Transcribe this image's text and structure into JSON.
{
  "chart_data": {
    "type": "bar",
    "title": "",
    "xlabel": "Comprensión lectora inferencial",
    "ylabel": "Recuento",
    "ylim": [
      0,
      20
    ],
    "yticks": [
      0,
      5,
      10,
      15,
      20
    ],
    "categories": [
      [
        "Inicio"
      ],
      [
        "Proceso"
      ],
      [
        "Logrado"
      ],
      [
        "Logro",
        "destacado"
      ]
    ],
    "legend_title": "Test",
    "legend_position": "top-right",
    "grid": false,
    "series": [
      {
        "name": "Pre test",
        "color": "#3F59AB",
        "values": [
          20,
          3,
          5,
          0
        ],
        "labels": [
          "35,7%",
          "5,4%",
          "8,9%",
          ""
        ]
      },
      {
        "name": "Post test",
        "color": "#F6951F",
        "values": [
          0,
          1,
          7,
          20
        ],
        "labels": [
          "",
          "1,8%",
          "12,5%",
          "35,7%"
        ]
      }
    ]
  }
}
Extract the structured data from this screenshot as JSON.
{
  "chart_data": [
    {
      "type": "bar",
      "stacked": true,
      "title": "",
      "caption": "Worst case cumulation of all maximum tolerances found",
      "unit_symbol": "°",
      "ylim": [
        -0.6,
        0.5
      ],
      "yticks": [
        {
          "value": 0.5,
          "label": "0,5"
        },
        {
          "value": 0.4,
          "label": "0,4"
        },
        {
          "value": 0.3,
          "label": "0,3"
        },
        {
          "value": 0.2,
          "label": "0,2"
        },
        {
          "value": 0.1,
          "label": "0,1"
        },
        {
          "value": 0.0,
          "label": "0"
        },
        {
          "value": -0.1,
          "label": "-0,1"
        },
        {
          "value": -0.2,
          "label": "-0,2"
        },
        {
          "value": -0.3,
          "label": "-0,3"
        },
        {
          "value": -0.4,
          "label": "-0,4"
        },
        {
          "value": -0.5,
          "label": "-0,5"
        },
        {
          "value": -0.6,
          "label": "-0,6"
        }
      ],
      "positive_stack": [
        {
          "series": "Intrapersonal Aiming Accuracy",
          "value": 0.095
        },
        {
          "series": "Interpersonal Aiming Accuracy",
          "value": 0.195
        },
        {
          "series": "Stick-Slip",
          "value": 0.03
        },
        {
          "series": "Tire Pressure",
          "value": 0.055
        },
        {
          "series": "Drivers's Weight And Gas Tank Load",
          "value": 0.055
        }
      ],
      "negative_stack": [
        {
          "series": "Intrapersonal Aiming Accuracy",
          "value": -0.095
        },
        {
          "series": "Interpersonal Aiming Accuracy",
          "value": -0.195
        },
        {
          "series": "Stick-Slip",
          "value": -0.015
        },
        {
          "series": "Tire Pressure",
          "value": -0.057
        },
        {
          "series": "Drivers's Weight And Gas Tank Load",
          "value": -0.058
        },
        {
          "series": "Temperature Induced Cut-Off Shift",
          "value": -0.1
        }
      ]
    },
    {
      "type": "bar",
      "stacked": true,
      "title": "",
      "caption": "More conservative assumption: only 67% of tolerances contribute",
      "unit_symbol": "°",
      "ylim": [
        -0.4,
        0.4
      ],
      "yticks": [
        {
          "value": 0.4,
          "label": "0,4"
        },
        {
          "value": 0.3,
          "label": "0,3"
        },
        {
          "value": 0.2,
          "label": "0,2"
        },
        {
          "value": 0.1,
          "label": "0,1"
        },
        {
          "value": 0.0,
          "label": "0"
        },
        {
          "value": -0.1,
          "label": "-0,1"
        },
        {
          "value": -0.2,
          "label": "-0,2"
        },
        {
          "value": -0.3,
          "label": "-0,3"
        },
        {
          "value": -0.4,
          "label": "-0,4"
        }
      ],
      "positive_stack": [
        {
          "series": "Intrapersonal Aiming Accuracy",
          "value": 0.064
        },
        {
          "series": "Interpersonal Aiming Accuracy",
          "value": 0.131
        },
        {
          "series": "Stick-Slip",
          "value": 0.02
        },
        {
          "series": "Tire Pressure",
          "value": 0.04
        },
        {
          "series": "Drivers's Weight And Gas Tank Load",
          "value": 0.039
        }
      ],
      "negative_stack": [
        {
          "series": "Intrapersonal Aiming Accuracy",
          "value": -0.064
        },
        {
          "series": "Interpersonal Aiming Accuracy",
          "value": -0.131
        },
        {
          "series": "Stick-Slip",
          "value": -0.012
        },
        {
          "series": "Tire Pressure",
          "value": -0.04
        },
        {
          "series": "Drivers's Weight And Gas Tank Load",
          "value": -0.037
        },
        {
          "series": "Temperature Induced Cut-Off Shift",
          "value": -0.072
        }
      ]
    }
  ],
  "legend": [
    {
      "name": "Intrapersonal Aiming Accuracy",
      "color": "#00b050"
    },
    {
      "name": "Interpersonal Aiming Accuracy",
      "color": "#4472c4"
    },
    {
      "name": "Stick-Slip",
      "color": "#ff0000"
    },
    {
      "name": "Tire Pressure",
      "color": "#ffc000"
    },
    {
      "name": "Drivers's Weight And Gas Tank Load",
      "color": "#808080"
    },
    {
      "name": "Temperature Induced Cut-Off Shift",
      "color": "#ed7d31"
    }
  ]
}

————

- **What you should do**: From the entries above, copy every line containing the word "this".

- **Written reply**:
Transcribe this image's text and structure into JSON.
Extract the structured data from this screenshot as JSON.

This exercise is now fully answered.